## Collection entries
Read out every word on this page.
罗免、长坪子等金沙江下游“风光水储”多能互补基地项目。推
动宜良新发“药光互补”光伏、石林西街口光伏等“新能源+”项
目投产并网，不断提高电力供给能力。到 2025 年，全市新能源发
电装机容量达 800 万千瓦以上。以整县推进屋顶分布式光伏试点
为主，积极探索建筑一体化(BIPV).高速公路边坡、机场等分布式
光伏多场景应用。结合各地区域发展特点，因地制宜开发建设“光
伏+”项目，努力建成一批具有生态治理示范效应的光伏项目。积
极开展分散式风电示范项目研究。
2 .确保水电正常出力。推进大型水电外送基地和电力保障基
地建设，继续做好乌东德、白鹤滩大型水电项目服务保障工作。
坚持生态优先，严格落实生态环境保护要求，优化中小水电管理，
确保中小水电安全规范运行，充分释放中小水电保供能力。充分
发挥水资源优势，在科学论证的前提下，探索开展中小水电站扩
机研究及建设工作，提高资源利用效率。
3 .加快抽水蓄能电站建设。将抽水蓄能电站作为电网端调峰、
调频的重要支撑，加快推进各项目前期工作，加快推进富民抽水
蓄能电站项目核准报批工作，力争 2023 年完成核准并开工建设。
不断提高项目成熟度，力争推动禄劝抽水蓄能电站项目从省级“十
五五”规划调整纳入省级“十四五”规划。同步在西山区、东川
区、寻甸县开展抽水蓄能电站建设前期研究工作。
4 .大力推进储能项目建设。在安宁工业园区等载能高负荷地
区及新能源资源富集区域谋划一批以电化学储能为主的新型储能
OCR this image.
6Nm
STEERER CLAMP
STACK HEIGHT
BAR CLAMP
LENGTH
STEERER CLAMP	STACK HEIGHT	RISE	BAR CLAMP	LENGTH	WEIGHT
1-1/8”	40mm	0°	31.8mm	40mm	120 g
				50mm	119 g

* * *

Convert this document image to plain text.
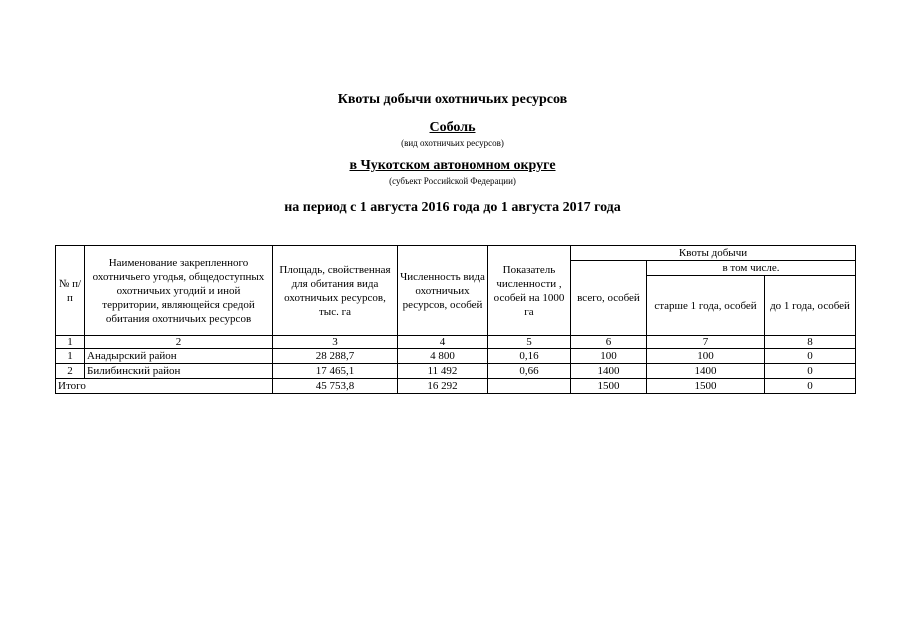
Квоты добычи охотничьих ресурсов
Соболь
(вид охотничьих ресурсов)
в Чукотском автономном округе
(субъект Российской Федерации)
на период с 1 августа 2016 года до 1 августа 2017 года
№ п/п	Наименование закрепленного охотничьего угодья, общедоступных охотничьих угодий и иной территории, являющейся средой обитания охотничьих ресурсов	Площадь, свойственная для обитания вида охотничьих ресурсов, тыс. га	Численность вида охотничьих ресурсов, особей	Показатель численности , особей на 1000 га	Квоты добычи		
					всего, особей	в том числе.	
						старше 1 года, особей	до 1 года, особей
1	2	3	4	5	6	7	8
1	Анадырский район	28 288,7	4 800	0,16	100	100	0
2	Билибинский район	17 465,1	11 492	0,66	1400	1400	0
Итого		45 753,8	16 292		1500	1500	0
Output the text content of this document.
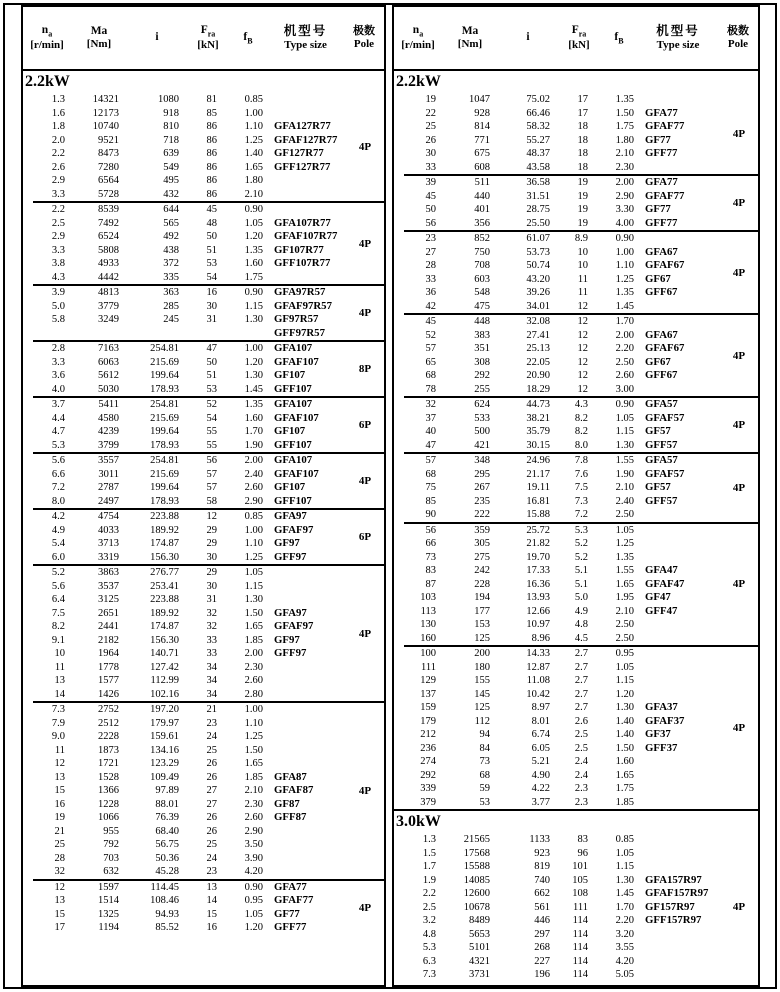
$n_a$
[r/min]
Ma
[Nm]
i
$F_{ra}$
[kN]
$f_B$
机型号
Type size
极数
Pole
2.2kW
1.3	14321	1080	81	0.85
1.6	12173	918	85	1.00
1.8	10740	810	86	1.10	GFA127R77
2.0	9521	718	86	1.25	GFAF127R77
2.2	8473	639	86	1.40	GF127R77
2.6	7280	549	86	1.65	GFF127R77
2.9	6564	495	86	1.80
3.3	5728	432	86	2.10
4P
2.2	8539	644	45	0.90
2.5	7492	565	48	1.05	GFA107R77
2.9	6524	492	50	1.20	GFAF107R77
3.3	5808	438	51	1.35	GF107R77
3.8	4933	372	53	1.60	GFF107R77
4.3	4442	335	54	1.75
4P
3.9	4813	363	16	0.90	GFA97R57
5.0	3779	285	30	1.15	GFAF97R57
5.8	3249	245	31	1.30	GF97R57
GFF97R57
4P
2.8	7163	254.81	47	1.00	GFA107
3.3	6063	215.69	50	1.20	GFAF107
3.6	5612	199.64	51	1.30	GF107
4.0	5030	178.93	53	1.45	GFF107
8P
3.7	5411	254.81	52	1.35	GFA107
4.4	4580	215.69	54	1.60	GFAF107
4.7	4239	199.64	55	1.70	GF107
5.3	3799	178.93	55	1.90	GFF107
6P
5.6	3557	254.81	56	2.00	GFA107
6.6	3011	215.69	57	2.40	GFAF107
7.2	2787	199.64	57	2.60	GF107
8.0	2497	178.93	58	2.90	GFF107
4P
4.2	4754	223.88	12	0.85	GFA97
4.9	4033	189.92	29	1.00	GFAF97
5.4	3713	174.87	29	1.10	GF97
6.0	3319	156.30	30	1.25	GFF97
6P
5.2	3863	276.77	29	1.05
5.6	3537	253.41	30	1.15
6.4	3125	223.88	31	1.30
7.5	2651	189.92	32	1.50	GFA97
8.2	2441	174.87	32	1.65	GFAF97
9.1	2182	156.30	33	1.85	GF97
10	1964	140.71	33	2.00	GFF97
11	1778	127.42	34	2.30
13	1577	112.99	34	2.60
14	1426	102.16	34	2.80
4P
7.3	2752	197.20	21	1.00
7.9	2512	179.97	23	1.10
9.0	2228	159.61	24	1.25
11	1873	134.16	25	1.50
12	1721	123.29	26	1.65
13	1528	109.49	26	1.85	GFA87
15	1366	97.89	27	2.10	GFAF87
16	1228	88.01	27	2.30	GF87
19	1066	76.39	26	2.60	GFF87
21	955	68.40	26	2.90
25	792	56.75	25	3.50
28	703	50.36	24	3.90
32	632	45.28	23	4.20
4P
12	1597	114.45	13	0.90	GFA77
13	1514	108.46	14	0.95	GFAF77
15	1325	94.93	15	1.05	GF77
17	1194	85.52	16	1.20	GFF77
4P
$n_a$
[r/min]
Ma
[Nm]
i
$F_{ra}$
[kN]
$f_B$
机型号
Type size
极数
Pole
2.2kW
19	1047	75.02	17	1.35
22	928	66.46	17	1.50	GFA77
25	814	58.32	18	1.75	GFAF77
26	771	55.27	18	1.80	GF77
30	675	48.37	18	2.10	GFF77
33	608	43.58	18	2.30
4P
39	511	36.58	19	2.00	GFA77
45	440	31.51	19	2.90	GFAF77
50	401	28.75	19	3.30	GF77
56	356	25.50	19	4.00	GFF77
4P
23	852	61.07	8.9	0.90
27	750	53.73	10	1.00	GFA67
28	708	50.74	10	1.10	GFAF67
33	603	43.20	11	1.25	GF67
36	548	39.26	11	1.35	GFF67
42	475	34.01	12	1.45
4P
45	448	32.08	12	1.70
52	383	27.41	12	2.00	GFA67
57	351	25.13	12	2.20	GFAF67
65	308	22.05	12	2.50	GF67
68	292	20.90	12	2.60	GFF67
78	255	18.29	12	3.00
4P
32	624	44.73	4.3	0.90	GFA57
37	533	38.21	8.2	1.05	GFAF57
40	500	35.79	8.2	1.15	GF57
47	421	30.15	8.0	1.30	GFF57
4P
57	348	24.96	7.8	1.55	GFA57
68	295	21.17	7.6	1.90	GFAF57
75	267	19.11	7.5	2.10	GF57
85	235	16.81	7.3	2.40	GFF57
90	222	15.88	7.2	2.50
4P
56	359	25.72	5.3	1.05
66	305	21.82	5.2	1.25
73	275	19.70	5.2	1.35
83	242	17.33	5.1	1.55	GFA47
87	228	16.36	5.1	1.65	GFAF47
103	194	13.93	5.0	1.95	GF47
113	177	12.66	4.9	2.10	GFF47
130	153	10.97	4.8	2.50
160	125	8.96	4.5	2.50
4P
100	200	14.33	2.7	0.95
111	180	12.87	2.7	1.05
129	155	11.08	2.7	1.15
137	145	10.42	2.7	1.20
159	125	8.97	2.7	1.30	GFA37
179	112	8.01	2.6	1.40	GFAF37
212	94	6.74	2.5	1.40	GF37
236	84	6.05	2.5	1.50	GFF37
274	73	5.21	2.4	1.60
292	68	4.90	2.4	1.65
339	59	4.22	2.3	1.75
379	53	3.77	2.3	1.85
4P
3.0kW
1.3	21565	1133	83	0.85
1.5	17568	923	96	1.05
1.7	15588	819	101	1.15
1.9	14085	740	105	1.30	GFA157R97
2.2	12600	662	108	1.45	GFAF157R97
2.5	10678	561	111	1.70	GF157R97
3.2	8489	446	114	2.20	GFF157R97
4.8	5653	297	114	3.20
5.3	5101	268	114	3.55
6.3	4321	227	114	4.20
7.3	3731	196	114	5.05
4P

--

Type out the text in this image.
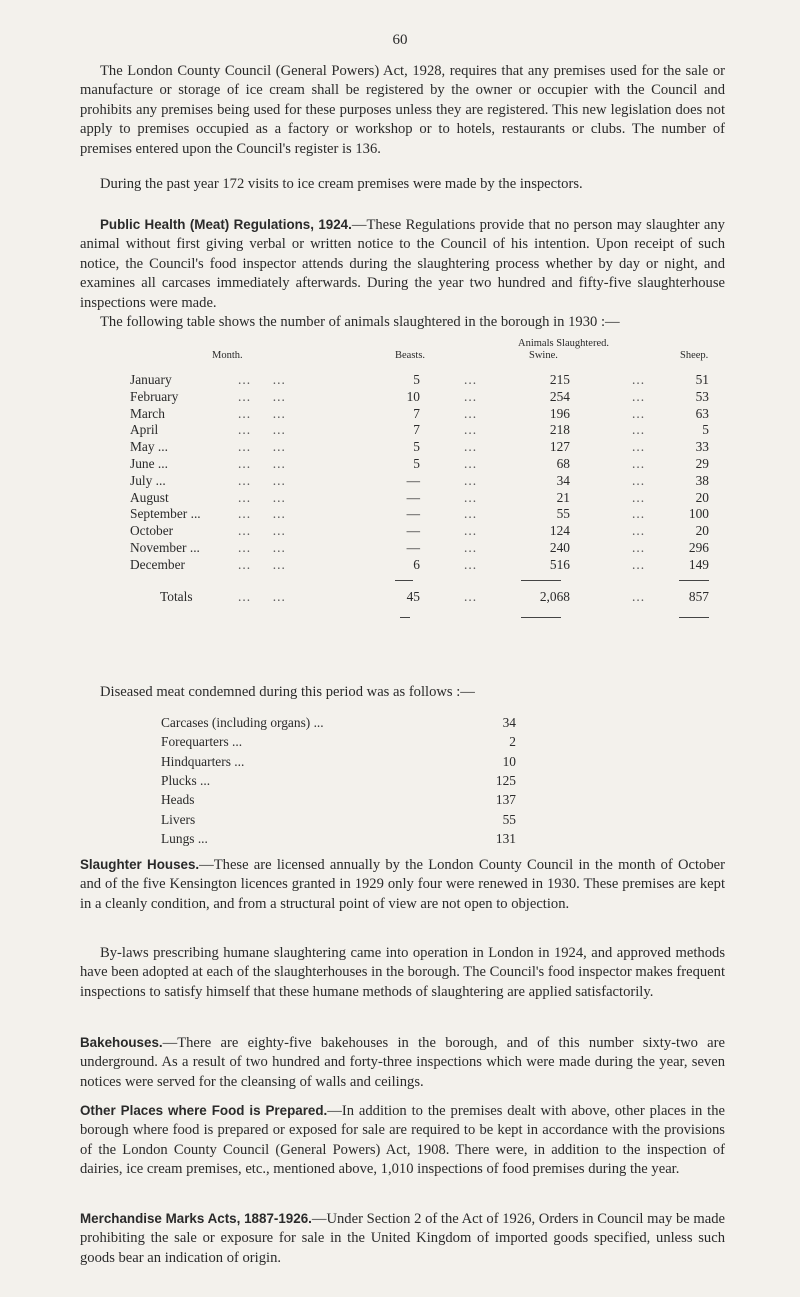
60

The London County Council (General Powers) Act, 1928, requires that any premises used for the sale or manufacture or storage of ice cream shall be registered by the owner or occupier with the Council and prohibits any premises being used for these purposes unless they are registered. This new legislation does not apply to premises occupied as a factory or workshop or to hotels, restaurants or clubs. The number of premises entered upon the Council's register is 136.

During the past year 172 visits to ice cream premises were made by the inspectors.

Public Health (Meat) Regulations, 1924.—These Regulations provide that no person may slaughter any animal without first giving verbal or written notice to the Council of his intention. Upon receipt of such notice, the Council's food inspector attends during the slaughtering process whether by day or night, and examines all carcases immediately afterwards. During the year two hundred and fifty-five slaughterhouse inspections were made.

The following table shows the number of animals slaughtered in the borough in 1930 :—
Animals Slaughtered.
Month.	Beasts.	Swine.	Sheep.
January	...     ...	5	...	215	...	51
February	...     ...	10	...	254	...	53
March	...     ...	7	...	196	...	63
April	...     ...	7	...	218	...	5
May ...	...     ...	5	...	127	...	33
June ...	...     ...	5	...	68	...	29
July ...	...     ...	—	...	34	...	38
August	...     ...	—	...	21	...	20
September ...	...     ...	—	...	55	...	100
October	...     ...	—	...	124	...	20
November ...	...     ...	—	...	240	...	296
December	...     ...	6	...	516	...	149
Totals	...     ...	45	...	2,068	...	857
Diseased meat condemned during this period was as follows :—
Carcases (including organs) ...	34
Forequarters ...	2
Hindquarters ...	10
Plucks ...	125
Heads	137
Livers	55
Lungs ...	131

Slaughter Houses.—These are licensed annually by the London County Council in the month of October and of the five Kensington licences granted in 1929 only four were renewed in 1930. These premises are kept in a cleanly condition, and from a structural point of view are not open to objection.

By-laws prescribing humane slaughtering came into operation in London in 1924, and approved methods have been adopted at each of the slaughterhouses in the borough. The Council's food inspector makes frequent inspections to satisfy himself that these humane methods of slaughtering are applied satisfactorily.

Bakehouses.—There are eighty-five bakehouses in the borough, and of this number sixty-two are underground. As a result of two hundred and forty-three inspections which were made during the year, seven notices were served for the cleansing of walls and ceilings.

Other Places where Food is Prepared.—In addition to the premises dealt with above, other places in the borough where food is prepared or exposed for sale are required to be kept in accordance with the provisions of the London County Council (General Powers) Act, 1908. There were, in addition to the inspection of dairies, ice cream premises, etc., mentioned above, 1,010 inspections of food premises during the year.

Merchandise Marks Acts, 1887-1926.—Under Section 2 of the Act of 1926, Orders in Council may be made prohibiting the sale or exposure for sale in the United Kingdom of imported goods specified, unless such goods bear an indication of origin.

## Problem requirements
Search the data above for the string "Powers" and copy each line that has it.

## Result below
The London County Council (General Powers) Act, 1928, requires that any premises used for the sale or manufacture or storage of ice cream shall be registered by the owner or occupier with the Council and prohibits any premises being used for these purposes unless they are registered. This new legislation does not apply to premises occupied as a factory or workshop or to hotels, restaurants or clubs. The number of premises entered upon the Council's register is 136.
Other Places where Food is Prepared.—In addition to the premises dealt with above, other places in the borough where food is prepared or exposed for sale are required to be kept in accordance with the provisions of the London County Council (General Powers) Act, 1908. There were, in addition to the inspection of dairies, ice cream premises, etc., mentioned above, 1,010 inspections of food premises during the year.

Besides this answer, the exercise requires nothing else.